_Given exercise_. Find the lines that hold "Downloads". Report only how many there are.

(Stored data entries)
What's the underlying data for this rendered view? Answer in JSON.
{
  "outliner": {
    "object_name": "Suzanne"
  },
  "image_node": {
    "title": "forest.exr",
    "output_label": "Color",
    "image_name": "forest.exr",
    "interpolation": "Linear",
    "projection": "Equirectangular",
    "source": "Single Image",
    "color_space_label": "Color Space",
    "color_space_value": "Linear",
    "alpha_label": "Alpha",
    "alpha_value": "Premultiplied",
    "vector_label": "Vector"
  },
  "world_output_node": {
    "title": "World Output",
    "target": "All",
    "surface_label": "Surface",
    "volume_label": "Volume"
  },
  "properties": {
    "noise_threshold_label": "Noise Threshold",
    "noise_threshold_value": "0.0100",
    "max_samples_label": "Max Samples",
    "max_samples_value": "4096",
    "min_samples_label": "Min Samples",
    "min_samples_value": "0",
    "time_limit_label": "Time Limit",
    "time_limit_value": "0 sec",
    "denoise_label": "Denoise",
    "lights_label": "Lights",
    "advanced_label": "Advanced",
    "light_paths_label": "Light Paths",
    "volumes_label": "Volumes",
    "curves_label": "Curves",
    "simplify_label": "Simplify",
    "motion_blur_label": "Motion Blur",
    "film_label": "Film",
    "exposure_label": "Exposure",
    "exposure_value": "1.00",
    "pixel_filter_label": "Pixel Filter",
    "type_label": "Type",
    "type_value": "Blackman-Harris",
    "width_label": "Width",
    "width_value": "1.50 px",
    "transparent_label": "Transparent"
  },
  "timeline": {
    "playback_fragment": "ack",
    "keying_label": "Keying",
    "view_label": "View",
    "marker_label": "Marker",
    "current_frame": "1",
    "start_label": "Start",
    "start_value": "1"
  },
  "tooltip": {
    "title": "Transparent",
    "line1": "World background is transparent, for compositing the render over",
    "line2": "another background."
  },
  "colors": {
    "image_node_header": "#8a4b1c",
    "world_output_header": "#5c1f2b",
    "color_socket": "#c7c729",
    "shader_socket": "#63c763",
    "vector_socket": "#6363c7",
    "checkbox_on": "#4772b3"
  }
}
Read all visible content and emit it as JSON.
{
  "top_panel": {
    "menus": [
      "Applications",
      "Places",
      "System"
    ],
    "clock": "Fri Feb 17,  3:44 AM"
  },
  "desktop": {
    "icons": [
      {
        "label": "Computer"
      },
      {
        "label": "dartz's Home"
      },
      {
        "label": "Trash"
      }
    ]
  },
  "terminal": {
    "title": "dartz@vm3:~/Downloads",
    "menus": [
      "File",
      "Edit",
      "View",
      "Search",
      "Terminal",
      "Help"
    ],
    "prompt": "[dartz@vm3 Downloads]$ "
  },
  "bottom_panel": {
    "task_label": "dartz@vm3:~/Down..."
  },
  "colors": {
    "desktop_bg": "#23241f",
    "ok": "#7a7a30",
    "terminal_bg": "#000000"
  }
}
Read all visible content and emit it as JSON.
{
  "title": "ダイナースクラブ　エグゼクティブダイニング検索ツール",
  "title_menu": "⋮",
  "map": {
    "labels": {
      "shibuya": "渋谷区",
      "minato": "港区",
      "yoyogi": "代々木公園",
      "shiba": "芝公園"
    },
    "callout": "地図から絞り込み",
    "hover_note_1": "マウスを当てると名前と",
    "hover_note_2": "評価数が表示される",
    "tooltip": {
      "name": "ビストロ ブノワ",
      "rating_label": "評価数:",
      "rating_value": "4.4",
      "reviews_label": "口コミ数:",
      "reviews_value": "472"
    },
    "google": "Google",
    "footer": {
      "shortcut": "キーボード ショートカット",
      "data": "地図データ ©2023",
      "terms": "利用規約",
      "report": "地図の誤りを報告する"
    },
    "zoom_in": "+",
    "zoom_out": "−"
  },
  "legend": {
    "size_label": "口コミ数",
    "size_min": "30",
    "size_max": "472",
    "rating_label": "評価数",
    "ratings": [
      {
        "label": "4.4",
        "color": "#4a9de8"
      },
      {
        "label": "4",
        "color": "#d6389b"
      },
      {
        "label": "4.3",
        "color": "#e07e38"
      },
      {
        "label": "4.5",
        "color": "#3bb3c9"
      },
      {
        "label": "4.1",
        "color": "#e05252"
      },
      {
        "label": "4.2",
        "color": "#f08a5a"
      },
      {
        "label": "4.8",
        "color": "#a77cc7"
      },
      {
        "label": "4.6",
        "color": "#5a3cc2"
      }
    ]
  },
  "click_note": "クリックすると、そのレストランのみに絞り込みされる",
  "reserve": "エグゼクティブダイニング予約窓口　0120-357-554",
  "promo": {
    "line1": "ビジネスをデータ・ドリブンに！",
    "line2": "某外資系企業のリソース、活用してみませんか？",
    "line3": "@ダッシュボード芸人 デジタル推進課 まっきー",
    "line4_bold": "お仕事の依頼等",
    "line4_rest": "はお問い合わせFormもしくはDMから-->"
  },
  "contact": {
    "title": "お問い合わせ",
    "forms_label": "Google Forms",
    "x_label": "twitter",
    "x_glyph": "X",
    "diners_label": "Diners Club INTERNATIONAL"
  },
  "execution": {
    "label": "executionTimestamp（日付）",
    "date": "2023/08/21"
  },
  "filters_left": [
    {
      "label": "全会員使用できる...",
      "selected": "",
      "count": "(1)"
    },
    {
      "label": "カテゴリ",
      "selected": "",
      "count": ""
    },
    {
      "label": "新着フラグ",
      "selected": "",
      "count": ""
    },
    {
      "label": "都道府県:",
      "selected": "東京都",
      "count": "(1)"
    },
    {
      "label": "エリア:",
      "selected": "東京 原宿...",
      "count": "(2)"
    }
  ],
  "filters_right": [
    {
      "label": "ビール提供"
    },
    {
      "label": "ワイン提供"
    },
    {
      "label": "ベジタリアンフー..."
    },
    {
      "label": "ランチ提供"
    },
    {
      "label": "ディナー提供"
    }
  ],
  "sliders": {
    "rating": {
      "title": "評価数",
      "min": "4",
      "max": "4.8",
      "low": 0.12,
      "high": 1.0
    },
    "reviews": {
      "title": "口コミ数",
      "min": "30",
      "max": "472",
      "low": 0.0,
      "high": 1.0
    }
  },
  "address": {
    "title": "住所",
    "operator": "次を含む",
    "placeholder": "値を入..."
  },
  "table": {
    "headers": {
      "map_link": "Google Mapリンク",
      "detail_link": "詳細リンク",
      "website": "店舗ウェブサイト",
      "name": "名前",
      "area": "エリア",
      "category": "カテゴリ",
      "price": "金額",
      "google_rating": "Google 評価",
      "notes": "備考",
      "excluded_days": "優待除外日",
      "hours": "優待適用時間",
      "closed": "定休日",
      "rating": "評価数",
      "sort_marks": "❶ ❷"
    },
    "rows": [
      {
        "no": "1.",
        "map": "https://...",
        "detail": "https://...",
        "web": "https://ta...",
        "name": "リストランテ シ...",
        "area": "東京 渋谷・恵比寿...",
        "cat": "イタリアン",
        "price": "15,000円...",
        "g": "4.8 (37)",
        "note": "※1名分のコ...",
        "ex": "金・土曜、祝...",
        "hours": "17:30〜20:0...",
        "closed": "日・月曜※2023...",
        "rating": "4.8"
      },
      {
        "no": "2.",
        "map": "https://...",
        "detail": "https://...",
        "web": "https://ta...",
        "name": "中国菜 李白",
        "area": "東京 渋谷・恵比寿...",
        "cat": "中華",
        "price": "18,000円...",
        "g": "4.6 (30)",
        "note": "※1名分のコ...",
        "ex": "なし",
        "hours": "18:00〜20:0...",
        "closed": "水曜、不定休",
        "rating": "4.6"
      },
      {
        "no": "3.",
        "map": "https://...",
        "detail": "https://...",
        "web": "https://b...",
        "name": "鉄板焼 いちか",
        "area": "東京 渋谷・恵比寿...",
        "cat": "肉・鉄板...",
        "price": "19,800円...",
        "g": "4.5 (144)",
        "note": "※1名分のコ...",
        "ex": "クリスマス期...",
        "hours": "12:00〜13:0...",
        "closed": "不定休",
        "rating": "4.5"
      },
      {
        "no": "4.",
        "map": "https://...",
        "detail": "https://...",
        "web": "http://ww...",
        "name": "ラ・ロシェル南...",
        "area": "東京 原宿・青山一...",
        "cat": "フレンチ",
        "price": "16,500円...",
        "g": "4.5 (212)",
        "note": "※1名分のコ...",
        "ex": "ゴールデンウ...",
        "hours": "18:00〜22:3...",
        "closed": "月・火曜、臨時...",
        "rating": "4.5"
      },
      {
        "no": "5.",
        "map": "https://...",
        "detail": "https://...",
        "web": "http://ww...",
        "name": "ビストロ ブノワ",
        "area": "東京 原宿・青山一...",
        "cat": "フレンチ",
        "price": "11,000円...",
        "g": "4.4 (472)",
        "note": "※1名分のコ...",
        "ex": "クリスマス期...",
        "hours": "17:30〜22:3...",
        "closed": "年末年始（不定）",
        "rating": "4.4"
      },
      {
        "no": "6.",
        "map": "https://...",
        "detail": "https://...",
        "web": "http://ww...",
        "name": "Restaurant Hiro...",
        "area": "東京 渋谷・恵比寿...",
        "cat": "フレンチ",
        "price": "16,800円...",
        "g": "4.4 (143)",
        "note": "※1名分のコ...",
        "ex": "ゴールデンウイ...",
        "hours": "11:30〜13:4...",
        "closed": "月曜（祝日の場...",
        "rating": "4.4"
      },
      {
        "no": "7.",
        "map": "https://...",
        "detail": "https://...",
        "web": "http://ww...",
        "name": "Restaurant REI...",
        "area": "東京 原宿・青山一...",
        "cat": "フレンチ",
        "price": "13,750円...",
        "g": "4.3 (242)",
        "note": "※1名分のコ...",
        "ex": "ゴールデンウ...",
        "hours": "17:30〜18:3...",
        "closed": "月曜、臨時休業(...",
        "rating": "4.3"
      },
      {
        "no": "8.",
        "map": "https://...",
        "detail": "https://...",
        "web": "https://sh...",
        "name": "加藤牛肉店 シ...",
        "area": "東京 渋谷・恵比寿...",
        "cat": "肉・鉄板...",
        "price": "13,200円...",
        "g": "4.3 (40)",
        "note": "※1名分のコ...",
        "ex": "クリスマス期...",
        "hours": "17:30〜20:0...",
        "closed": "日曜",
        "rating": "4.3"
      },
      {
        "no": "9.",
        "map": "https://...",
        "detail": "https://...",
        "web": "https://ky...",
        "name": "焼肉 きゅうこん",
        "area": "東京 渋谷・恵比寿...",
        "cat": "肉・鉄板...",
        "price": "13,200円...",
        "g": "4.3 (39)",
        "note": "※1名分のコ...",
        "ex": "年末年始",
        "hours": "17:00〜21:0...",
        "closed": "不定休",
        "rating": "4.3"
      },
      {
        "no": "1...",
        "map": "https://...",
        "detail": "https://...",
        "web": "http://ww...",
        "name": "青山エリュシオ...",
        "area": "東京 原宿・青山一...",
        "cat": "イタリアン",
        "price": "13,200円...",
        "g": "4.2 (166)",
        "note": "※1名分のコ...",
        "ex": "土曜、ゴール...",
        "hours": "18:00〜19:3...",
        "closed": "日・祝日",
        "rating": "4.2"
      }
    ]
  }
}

_Exercise result_. 2